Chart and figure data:

· · ·

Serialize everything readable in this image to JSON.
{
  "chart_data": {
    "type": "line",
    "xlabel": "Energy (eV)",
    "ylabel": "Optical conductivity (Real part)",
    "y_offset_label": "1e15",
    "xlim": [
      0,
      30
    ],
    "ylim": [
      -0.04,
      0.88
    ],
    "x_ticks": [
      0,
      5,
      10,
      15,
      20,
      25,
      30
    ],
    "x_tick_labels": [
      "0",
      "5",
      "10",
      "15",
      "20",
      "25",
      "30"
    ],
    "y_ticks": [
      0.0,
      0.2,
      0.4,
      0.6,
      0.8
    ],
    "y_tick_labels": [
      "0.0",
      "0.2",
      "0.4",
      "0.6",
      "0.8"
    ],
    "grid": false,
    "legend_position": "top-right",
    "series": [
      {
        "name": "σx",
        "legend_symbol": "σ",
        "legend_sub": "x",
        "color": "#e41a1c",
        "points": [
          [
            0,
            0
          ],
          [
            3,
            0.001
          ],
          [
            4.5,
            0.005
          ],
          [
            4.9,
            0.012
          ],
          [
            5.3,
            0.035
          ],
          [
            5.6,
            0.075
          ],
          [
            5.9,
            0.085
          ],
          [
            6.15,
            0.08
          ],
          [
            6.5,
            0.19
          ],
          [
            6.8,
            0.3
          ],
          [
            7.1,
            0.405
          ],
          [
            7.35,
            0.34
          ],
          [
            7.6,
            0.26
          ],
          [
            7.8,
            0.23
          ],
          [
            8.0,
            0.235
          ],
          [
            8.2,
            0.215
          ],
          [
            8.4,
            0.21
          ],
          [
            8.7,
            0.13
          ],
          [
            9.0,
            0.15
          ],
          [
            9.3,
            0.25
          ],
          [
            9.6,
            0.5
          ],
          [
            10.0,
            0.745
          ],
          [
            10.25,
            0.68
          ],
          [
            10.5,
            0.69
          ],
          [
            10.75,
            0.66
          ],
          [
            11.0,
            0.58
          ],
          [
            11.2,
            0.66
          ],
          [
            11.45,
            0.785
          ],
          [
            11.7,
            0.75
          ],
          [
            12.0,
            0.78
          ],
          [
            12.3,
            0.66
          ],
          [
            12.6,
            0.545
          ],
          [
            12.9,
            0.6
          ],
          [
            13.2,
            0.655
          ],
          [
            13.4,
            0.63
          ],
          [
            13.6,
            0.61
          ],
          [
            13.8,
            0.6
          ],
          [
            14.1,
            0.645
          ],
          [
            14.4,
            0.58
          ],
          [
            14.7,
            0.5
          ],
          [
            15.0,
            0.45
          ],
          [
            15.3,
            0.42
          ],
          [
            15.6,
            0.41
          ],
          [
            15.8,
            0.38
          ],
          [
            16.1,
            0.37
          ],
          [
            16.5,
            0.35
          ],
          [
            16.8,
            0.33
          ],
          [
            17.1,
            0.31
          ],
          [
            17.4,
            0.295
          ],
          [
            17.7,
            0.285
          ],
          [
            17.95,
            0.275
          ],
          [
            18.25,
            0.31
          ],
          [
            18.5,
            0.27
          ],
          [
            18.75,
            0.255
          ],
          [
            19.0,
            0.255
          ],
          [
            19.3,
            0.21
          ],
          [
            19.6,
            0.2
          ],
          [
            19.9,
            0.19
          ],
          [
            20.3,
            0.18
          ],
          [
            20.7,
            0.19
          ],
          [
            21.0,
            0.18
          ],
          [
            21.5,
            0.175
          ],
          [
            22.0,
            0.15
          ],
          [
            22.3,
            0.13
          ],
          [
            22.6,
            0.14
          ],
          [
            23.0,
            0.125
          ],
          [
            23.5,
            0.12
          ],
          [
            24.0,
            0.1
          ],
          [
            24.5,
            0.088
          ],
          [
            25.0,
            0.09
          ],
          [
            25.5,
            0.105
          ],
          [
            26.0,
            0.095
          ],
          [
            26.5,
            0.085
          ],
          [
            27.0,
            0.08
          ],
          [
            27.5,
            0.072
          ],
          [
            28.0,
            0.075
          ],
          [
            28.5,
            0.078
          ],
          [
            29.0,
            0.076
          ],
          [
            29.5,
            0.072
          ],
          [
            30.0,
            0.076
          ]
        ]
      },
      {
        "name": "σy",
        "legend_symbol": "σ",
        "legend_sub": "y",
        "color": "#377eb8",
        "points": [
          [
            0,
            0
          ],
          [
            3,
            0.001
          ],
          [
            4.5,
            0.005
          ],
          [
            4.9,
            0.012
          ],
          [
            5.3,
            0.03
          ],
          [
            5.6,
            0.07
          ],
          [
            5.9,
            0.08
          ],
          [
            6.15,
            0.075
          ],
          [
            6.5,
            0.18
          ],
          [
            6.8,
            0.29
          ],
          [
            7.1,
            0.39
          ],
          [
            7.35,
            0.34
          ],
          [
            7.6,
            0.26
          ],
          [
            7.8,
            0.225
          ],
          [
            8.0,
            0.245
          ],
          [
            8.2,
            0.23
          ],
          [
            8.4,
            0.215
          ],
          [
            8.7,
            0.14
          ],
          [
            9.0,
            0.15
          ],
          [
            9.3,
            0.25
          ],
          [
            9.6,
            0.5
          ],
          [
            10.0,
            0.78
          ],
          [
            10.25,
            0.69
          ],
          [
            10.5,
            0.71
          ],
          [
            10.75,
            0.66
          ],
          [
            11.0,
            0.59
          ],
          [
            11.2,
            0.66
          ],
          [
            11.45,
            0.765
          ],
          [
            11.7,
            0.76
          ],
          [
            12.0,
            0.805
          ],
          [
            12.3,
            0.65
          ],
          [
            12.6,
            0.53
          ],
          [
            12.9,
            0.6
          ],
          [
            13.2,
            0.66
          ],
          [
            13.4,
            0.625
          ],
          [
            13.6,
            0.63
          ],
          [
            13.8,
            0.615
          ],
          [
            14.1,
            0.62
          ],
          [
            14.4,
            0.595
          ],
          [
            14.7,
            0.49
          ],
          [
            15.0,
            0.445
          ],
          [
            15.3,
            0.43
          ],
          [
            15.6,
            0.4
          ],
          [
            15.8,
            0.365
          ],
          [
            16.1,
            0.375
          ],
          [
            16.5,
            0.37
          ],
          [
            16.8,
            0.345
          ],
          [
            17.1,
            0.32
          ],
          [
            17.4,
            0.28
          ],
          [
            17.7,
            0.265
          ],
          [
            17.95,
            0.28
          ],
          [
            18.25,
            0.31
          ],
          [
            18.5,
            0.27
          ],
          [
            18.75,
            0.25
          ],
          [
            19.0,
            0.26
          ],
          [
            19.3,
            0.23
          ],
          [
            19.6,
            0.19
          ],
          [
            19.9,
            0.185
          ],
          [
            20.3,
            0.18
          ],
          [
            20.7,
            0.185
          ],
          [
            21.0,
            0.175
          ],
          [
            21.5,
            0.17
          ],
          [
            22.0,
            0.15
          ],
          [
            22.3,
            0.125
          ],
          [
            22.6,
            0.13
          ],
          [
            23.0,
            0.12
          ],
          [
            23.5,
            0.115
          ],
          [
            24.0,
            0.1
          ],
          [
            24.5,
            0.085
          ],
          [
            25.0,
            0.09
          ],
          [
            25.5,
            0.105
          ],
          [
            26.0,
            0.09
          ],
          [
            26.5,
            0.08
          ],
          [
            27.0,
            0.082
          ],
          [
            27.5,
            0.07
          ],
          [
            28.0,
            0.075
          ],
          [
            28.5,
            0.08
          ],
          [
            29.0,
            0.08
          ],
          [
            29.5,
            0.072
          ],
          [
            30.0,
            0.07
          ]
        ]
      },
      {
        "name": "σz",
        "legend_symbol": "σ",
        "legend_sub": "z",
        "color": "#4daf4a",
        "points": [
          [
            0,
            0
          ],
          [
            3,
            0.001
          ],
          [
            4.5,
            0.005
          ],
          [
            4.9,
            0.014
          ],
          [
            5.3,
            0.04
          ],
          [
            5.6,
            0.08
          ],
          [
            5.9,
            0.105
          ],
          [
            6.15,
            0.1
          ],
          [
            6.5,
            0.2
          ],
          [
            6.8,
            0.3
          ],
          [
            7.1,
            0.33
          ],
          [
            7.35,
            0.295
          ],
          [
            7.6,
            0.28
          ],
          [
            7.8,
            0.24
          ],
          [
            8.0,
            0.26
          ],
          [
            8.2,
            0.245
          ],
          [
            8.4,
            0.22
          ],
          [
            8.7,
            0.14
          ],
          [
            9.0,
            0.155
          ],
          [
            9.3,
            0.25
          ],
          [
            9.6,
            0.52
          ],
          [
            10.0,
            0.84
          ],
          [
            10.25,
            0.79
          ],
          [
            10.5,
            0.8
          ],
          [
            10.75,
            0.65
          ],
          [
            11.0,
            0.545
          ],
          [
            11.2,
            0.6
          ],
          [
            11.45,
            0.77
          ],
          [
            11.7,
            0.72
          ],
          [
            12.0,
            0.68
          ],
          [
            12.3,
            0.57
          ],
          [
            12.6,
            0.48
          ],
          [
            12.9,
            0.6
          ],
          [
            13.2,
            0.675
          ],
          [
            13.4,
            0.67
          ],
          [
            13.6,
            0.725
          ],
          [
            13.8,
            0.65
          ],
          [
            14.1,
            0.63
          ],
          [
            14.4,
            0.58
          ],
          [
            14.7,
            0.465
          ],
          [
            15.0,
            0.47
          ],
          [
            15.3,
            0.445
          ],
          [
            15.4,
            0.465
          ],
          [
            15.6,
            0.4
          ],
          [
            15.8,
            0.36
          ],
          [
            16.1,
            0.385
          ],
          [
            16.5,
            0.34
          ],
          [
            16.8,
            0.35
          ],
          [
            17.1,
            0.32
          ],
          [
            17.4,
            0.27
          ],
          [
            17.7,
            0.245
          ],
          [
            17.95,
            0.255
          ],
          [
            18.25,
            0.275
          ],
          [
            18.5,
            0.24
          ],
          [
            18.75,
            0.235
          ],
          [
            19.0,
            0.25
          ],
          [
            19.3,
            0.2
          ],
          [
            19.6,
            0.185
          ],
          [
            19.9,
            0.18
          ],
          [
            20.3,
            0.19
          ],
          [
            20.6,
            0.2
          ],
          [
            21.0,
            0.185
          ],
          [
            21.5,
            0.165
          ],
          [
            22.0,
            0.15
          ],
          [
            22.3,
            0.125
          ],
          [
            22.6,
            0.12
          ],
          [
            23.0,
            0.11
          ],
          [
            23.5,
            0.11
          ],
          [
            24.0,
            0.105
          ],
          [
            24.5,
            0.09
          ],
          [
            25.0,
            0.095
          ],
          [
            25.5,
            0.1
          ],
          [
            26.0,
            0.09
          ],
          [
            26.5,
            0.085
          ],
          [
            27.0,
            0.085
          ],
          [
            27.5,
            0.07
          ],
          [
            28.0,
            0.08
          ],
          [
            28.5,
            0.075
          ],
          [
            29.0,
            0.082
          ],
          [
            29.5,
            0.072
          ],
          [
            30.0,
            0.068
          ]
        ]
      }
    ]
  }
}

· · ·

**Exercise details:** Examine the records and report how many lines contain the string "color". Only the number should be given.

**Complete answer:** 3